DATASET RECORDS -
▼

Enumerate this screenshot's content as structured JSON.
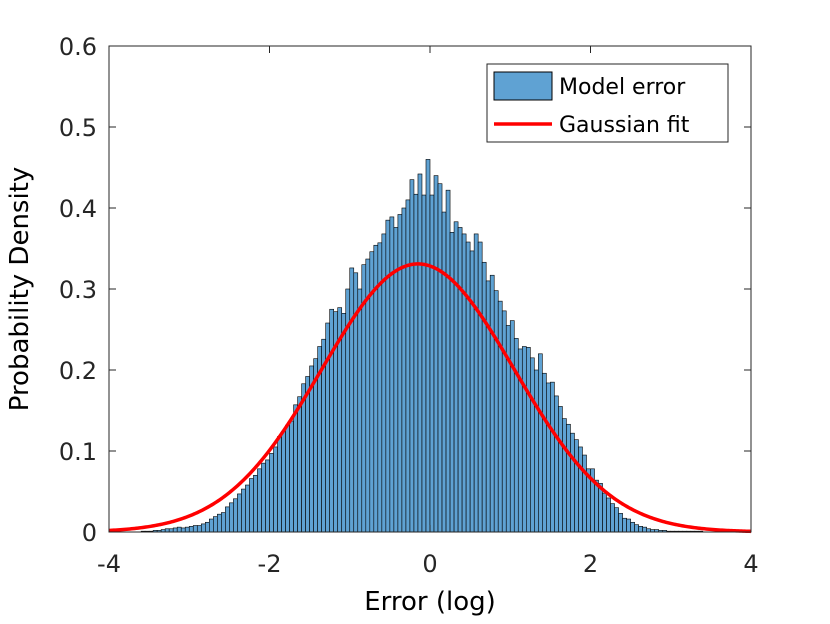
{
  "chart_data": {
    "type": "bar",
    "xlabel": "Error (log)",
    "ylabel": "Probability Density",
    "xlim": [
      -4,
      4
    ],
    "ylim": [
      0,
      0.6
    ],
    "x_ticks": [
      -4,
      -2,
      0,
      2,
      4
    ],
    "y_ticks": [
      0,
      0.1,
      0.2,
      0.3,
      0.4,
      0.5,
      0.6
    ],
    "legend_position": "top-right",
    "grid": false,
    "series": [
      {
        "name": "Model error",
        "kind": "histogram",
        "color": "#5fa2d3",
        "bin_width": 0.05,
        "bin_centers": [
          -3.575,
          -3.525,
          -3.475,
          -3.425,
          -3.375,
          -3.325,
          -3.275,
          -3.225,
          -3.175,
          -3.125,
          -3.075,
          -3.025,
          -2.975,
          -2.925,
          -2.875,
          -2.825,
          -2.775,
          -2.725,
          -2.675,
          -2.625,
          -2.575,
          -2.525,
          -2.475,
          -2.425,
          -2.375,
          -2.325,
          -2.275,
          -2.225,
          -2.175,
          -2.125,
          -2.075,
          -2.025,
          -1.975,
          -1.925,
          -1.875,
          -1.825,
          -1.775,
          -1.725,
          -1.675,
          -1.625,
          -1.575,
          -1.525,
          -1.475,
          -1.425,
          -1.375,
          -1.325,
          -1.275,
          -1.225,
          -1.175,
          -1.125,
          -1.075,
          -1.025,
          -0.975,
          -0.925,
          -0.875,
          -0.825,
          -0.775,
          -0.725,
          -0.675,
          -0.625,
          -0.575,
          -0.525,
          -0.475,
          -0.425,
          -0.375,
          -0.325,
          -0.275,
          -0.225,
          -0.175,
          -0.125,
          -0.075,
          -0.025,
          0.025,
          0.075,
          0.125,
          0.175,
          0.225,
          0.275,
          0.325,
          0.375,
          0.425,
          0.475,
          0.525,
          0.575,
          0.625,
          0.675,
          0.725,
          0.775,
          0.825,
          0.875,
          0.925,
          0.975,
          1.025,
          1.075,
          1.125,
          1.175,
          1.225,
          1.275,
          1.325,
          1.375,
          1.425,
          1.475,
          1.525,
          1.575,
          1.625,
          1.675,
          1.725,
          1.775,
          1.825,
          1.875,
          1.925,
          1.975,
          2.025,
          2.075,
          2.125,
          2.175,
          2.225,
          2.275,
          2.325,
          2.375,
          2.425,
          2.475,
          2.525,
          2.575,
          2.625,
          2.675,
          2.725,
          2.775,
          2.825,
          2.875,
          2.925,
          2.975,
          3.025,
          3.075,
          3.125,
          3.175,
          3.225,
          3.275,
          3.325,
          3.375
        ],
        "values": [
          0.001,
          0.001,
          0.001,
          0.002,
          0.002,
          0.003,
          0.004,
          0.004,
          0.005,
          0.006,
          0.005,
          0.006,
          0.007,
          0.008,
          0.008,
          0.01,
          0.012,
          0.016,
          0.019,
          0.022,
          0.024,
          0.031,
          0.036,
          0.041,
          0.047,
          0.053,
          0.058,
          0.066,
          0.07,
          0.078,
          0.085,
          0.089,
          0.097,
          0.105,
          0.118,
          0.124,
          0.132,
          0.137,
          0.157,
          0.167,
          0.183,
          0.192,
          0.205,
          0.214,
          0.229,
          0.238,
          0.258,
          0.275,
          0.272,
          0.277,
          0.27,
          0.3,
          0.326,
          0.32,
          0.3,
          0.33,
          0.337,
          0.346,
          0.354,
          0.357,
          0.368,
          0.385,
          0.389,
          0.376,
          0.392,
          0.4,
          0.41,
          0.435,
          0.417,
          0.442,
          0.416,
          0.46,
          0.416,
          0.44,
          0.43,
          0.395,
          0.422,
          0.37,
          0.383,
          0.376,
          0.368,
          0.358,
          0.347,
          0.368,
          0.358,
          0.333,
          0.31,
          0.317,
          0.298,
          0.285,
          0.273,
          0.255,
          0.261,
          0.239,
          0.226,
          0.229,
          0.228,
          0.215,
          0.2,
          0.22,
          0.196,
          0.184,
          0.185,
          0.168,
          0.155,
          0.14,
          0.133,
          0.122,
          0.114,
          0.105,
          0.095,
          0.078,
          0.078,
          0.064,
          0.06,
          0.048,
          0.042,
          0.035,
          0.03,
          0.023,
          0.017,
          0.016,
          0.012,
          0.009,
          0.007,
          0.006,
          0.004,
          0.003,
          0.003,
          0.002,
          0.002,
          0.001,
          0.001,
          0.001,
          0.001,
          0.001,
          0.001,
          0.001,
          0.001,
          0.001
        ]
      },
      {
        "name": "Gaussian fit",
        "kind": "line",
        "color": "#ff0000",
        "mu": -0.15,
        "sigma": 1.2,
        "peak": 0.331
      }
    ]
  }
}
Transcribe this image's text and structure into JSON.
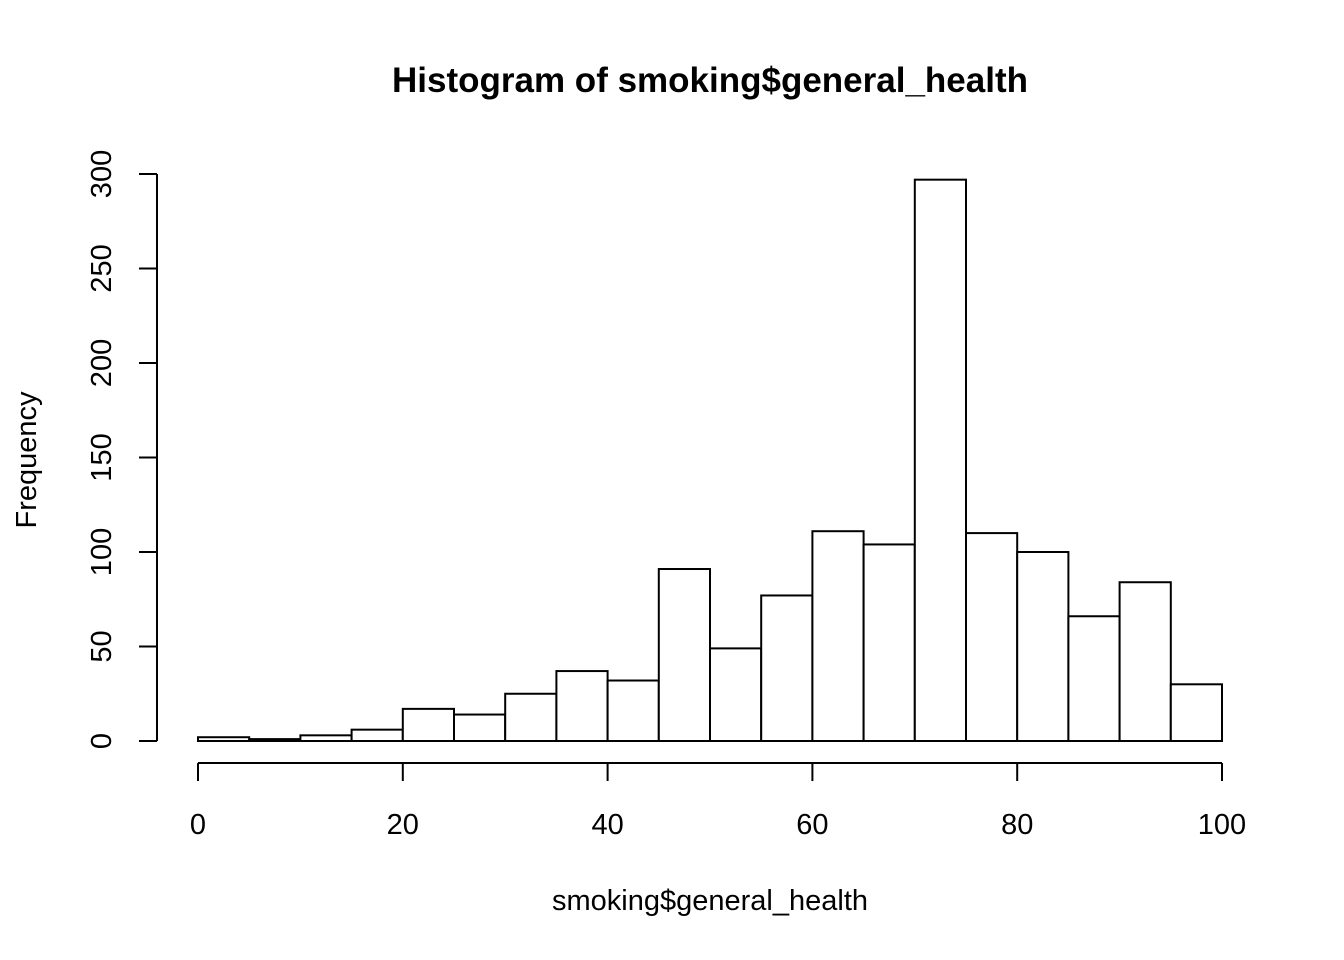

▲

Without including any pictures, print all of the material exactly as given.

ANSWER FOR THIS EXERCISE -
Enumerate this screenshot's content as structured JSON.
{
  "chart_data": {
    "type": "bar",
    "xlabel": "Error (log)",
    "ylabel": "Probability Density",
    "xlim": [
      -4,
      4
    ],
    "ylim": [
      0,
      0.6
    ],
    "x_ticks": [
      -4,
      -2,
      0,
      2,
      4
    ],
    "y_ticks": [
      0,
      0.1,
      0.2,
      0.3,
      0.4,
      0.5,
      0.6
    ],
    "legend_position": "top-right",
    "grid": false,
    "series": [
      {
        "name": "Model error",
        "kind": "histogram",
        "color": "#5fa2d3",
        "bin_width": 0.05,
        "bin_centers": [
          -3.575,
          -3.525,
          -3.475,
          -3.425,
          -3.375,
          -3.325,
          -3.275,
          -3.225,
          -3.175,
          -3.125,
          -3.075,
          -3.025,
          -2.975,
          -2.925,
          -2.875,
          -2.825,
          -2.775,
          -2.725,
          -2.675,
          -2.625,
          -2.575,
          -2.525,
          -2.475,
          -2.425,
          -2.375,
          -2.325,
          -2.275,
          -2.225,
          -2.175,
          -2.125,
          -2.075,
          -2.025,
          -1.975,
          -1.925,
          -1.875,
          -1.825,
          -1.775,
          -1.725,
          -1.675,
          -1.625,
          -1.575,
          -1.525,
          -1.475,
          -1.425,
          -1.375,
          -1.325,
          -1.275,
          -1.225,
          -1.175,
          -1.125,
          -1.075,
          -1.025,
          -0.975,
          -0.925,
          -0.875,
          -0.825,
          -0.775,
          -0.725,
          -0.675,
          -0.625,
          -0.575,
          -0.525,
          -0.475,
          -0.425,
          -0.375,
          -0.325,
          -0.275,
          -0.225,
          -0.175,
          -0.125,
          -0.075,
          -0.025,
          0.025,
          0.075,
          0.125,
          0.175,
          0.225,
          0.275,
          0.325,
          0.375,
          0.425,
          0.475,
          0.525,
          0.575,
          0.625,
          0.675,
          0.725,
          0.775,
          0.825,
          0.875,
          0.925,
          0.975,
          1.025,
          1.075,
          1.125,
          1.175,
          1.225,
          1.275,
          1.325,
          1.375,
          1.425,
          1.475,
          1.525,
          1.575,
          1.625,
          1.675,
          1.725,
          1.775,
          1.825,
          1.875,
          1.925,
          1.975,
          2.025,
          2.075,
          2.125,
          2.175,
          2.225,
          2.275,
          2.325,
          2.375,
          2.425,
          2.475,
          2.525,
          2.575,
          2.625,
          2.675,
          2.725,
          2.775,
          2.825,
          2.875,
          2.925,
          2.975,
          3.025,
          3.075,
          3.125,
          3.175,
          3.225,
          3.275,
          3.325,
          3.375
        ],
        "values": [
          0.001,
          0.001,
          0.001,
          0.002,
          0.002,
          0.003,
          0.004,
          0.004,
          0.005,
          0.006,
          0.005,
          0.006,
          0.007,
          0.008,
          0.008,
          0.01,
          0.012,
          0.016,
          0.019,
          0.022,
          0.024,
          0.031,
          0.036,
          0.041,
          0.047,
          0.053,
          0.058,
          0.066,
          0.07,
          0.078,
          0.085,
          0.089,
          0.097,
          0.105,
          0.118,
          0.124,
          0.132,
          0.137,
          0.157,
          0.167,
          0.183,
          0.192,
          0.205,
          0.214,
          0.229,
          0.238,
          0.258,
          0.275,
          0.272,
          0.277,
          0.27,
          0.3,
          0.326,
          0.32,
          0.3,
          0.33,
          0.337,
          0.346,
          0.354,
          0.357,
          0.368,
          0.385,
          0.389,
          0.376,
          0.392,
          0.4,
          0.41,
          0.435,
          0.417,
          0.442,
          0.416,
          0.46,
          0.416,
          0.44,
          0.43,
          0.395,
          0.422,
          0.37,
          0.383,
          0.376,
          0.368,
          0.358,
          0.347,
          0.368,
          0.358,
          0.333,
          0.31,
          0.317,
          0.298,
          0.285,
          0.273,
          0.255,
          0.261,
          0.239,
          0.226,
          0.229,
          0.228,
          0.215,
          0.2,
          0.22,
          0.196,
          0.184,
          0.185,
          0.168,
          0.155,
          0.14,
          0.133,
          0.122,
          0.114,
          0.105,
          0.095,
          0.078,
          0.078,
          0.064,
          0.06,
          0.048,
          0.042,
          0.035,
          0.03,
          0.023,
          0.017,
          0.016,
          0.012,
          0.009,
          0.007,
          0.006,
          0.004,
          0.003,
          0.003,
          0.002,
          0.002,
          0.001,
          0.001,
          0.001,
          0.001,
          0.001,
          0.001,
          0.001,
          0.001,
          0.001
        ]
      },
      {
        "name": "Gaussian fit",
        "kind": "line",
        "color": "#ff0000",
        "mu": -0.15,
        "sigma": 1.2,
        "peak": 0.331
      }
    ]
  }
}
Transcribe this image's text and structure into JSON.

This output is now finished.